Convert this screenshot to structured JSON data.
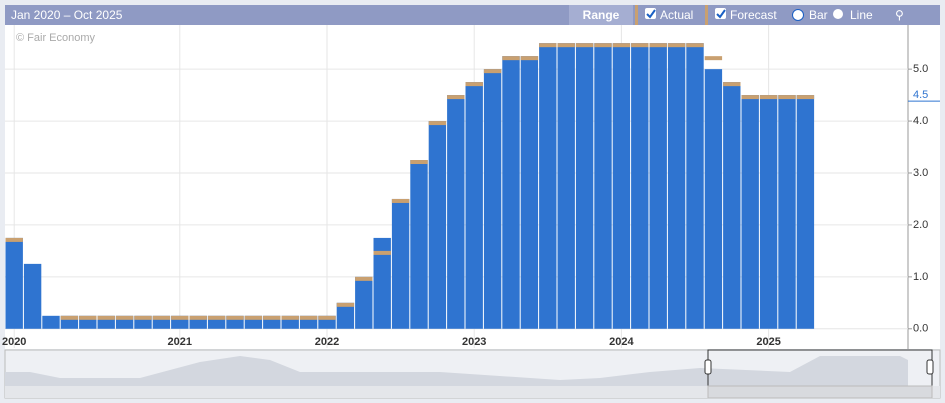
{
  "chart_data": {
    "type": "bar",
    "subtitle": "Jan 2020 – Oct 2025",
    "range_button": "Range",
    "view_options": [
      "Bar",
      "Line"
    ],
    "watermark": "© Fair Economy",
    "categories": [
      "2020",
      null,
      null,
      null,
      null,
      null,
      null,
      null,
      null,
      "2021",
      null,
      null,
      null,
      null,
      null,
      null,
      null,
      "2022",
      null,
      null,
      null,
      null,
      null,
      null,
      null,
      "2023",
      null,
      null,
      null,
      null,
      null,
      null,
      null,
      "2024",
      null,
      null,
      null,
      null,
      null,
      null,
      null,
      "2025",
      null,
      null
    ],
    "series": [
      {
        "name": "Actual",
        "color": "#2f74d0",
        "values": [
          1.75,
          1.25,
          0.25,
          0.25,
          0.25,
          0.25,
          0.25,
          0.25,
          0.25,
          0.25,
          0.25,
          0.25,
          0.25,
          0.25,
          0.25,
          0.25,
          0.25,
          0.25,
          0.5,
          1.0,
          1.75,
          2.5,
          3.25,
          4.0,
          4.5,
          4.75,
          5.0,
          5.25,
          5.25,
          5.5,
          5.5,
          5.5,
          5.5,
          5.5,
          5.5,
          5.5,
          5.5,
          5.5,
          5.0,
          4.75,
          4.5,
          4.5,
          4.5,
          4.5
        ]
      },
      {
        "name": "Forecast",
        "color": "#c9a070",
        "values": [
          1.75,
          null,
          null,
          0.25,
          0.25,
          0.25,
          0.25,
          0.25,
          0.25,
          0.25,
          0.25,
          0.25,
          0.25,
          0.25,
          0.25,
          0.25,
          0.25,
          0.25,
          0.5,
          1.0,
          1.5,
          2.5,
          3.25,
          4.0,
          4.5,
          4.75,
          5.0,
          5.25,
          5.25,
          5.5,
          5.5,
          5.5,
          5.5,
          5.5,
          5.5,
          5.5,
          5.5,
          5.5,
          5.25,
          4.75,
          4.5,
          4.5,
          4.5,
          4.5
        ]
      }
    ],
    "ylim": [
      -0.37,
      5.85
    ],
    "yticks": [
      {
        "value": 0,
        "label": "0.0"
      },
      {
        "value": 1,
        "label": "1.0"
      },
      {
        "value": 2,
        "label": "2.0"
      },
      {
        "value": 3,
        "label": "3.0"
      },
      {
        "value": 4,
        "label": "4.0"
      },
      {
        "value": 5,
        "label": "5.0"
      }
    ],
    "last_value": {
      "value": 4.5,
      "label": "4.5"
    },
    "grid": true
  }
}
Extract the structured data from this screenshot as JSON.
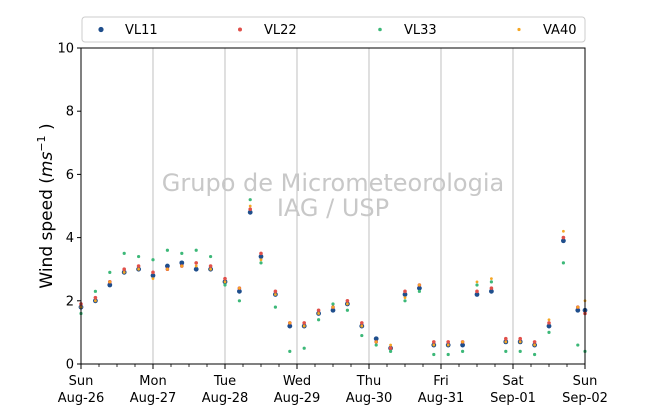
{
  "chart_data": {
    "type": "scatter",
    "title": "",
    "xlabel": "",
    "ylabel": "Wind speed (ms⁻¹ )",
    "ylabel_parts": {
      "prefix": "Wind speed (",
      "unit_main": "ms",
      "unit_exp": "−1",
      "suffix": " )"
    },
    "ylim": [
      0,
      10
    ],
    "y_ticks": [
      0,
      2,
      4,
      6,
      8,
      10
    ],
    "xlim": [
      0,
      7
    ],
    "x_ticks": [
      {
        "x": 0,
        "line1": "Sun",
        "line2": "Aug-26"
      },
      {
        "x": 1,
        "line1": "Mon",
        "line2": "Aug-27"
      },
      {
        "x": 2,
        "line1": "Tue",
        "line2": "Aug-28"
      },
      {
        "x": 3,
        "line1": "Wed",
        "line2": "Aug-29"
      },
      {
        "x": 4,
        "line1": "Thu",
        "line2": "Aug-30"
      },
      {
        "x": 5,
        "line1": "Fri",
        "line2": "Aug-31"
      },
      {
        "x": 6,
        "line1": "Sat",
        "line2": "Sep-01"
      },
      {
        "x": 7,
        "line1": "Sun",
        "line2": "Sep-02"
      }
    ],
    "grid": "vertical",
    "legend_position": "top",
    "watermark": {
      "line1": "Grupo de Micrometeorologia",
      "line2": "IAG / USP"
    },
    "series": [
      {
        "name": "VL11",
        "color": "#1f4e8c",
        "marker_size": 2.4,
        "x": [
          0.0,
          0.2,
          0.4,
          0.6,
          0.8,
          1.0,
          1.2,
          1.4,
          1.6,
          1.8,
          2.0,
          2.2,
          2.35,
          2.5,
          2.7,
          2.9,
          3.1,
          3.3,
          3.5,
          3.7,
          3.9,
          4.1,
          4.3,
          4.5,
          4.7,
          4.9,
          5.1,
          5.3,
          5.5,
          5.7,
          5.9,
          6.1,
          6.3,
          6.5,
          6.7,
          6.9,
          7.0
        ],
        "y": [
          1.8,
          2.0,
          2.5,
          2.9,
          3.0,
          2.8,
          3.1,
          3.2,
          3.0,
          3.0,
          2.6,
          2.3,
          4.8,
          3.4,
          2.2,
          1.2,
          1.2,
          1.6,
          1.7,
          1.9,
          1.2,
          0.8,
          0.5,
          2.2,
          2.4,
          0.6,
          0.6,
          0.6,
          2.2,
          2.3,
          0.7,
          0.7,
          0.6,
          1.2,
          3.9,
          1.7,
          1.7
        ]
      },
      {
        "name": "VL22",
        "color": "#e0504a",
        "marker_size": 1.8,
        "x": [
          0.0,
          0.2,
          0.4,
          0.6,
          0.8,
          1.0,
          1.2,
          1.4,
          1.6,
          1.8,
          2.0,
          2.2,
          2.35,
          2.5,
          2.7,
          2.9,
          3.1,
          3.3,
          3.5,
          3.7,
          3.9,
          4.1,
          4.3,
          4.5,
          4.7,
          4.9,
          5.1,
          5.3,
          5.5,
          5.7,
          5.9,
          6.1,
          6.3,
          6.5,
          6.7,
          6.9,
          7.0
        ],
        "y": [
          1.9,
          2.1,
          2.6,
          3.0,
          3.1,
          2.9,
          3.0,
          3.1,
          3.2,
          3.1,
          2.7,
          2.4,
          4.9,
          3.5,
          2.3,
          1.3,
          1.3,
          1.7,
          1.8,
          2.0,
          1.3,
          0.7,
          0.5,
          2.3,
          2.5,
          0.7,
          0.7,
          0.7,
          2.3,
          2.4,
          0.8,
          0.8,
          0.7,
          1.3,
          4.0,
          1.8,
          1.6
        ]
      },
      {
        "name": "VL33",
        "color": "#3cb878",
        "marker_size": 1.6,
        "x": [
          0.0,
          0.2,
          0.4,
          0.6,
          0.8,
          1.0,
          1.2,
          1.4,
          1.6,
          1.8,
          2.0,
          2.2,
          2.35,
          2.5,
          2.7,
          2.9,
          3.1,
          3.3,
          3.5,
          3.7,
          3.9,
          4.1,
          4.3,
          4.5,
          4.7,
          4.9,
          5.1,
          5.3,
          5.5,
          5.7,
          5.9,
          6.1,
          6.3,
          6.5,
          6.7,
          6.9,
          7.0
        ],
        "y": [
          1.6,
          2.3,
          2.9,
          3.5,
          3.4,
          3.3,
          3.6,
          3.5,
          3.6,
          3.4,
          2.5,
          2.0,
          5.2,
          3.2,
          1.8,
          0.4,
          0.5,
          1.4,
          1.9,
          1.7,
          0.9,
          0.6,
          0.4,
          2.0,
          2.3,
          0.3,
          0.3,
          0.4,
          2.5,
          2.6,
          0.4,
          0.4,
          0.3,
          1.0,
          3.2,
          0.6,
          0.4
        ]
      },
      {
        "name": "VA40",
        "color": "#f5a623",
        "marker_size": 1.4,
        "x": [
          0.0,
          0.2,
          0.4,
          0.6,
          0.8,
          1.0,
          1.2,
          1.4,
          1.6,
          1.8,
          2.0,
          2.2,
          2.35,
          2.5,
          2.7,
          2.9,
          3.1,
          3.3,
          3.5,
          3.7,
          3.9,
          4.1,
          4.3,
          4.5,
          4.7,
          4.9,
          5.1,
          5.3,
          5.5,
          5.7,
          5.9,
          6.1,
          6.3,
          6.5,
          6.7,
          6.9,
          7.0
        ],
        "y": [
          1.8,
          2.0,
          2.6,
          2.9,
          3.0,
          2.7,
          3.0,
          3.1,
          3.1,
          3.0,
          2.6,
          2.4,
          5.0,
          3.3,
          2.2,
          1.3,
          1.2,
          1.6,
          1.8,
          1.9,
          1.2,
          0.7,
          0.6,
          2.1,
          2.5,
          0.6,
          0.6,
          0.7,
          2.6,
          2.7,
          0.7,
          0.7,
          0.6,
          1.4,
          4.2,
          1.8,
          2.0
        ]
      }
    ]
  }
}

= WHAT IS ASKED =
Where a line of the material above holds the string "this", copy that line.

= TASK RESULT =
Convert this screenshot to structured JSON data.
Extract the structured data from this screenshot as JSON.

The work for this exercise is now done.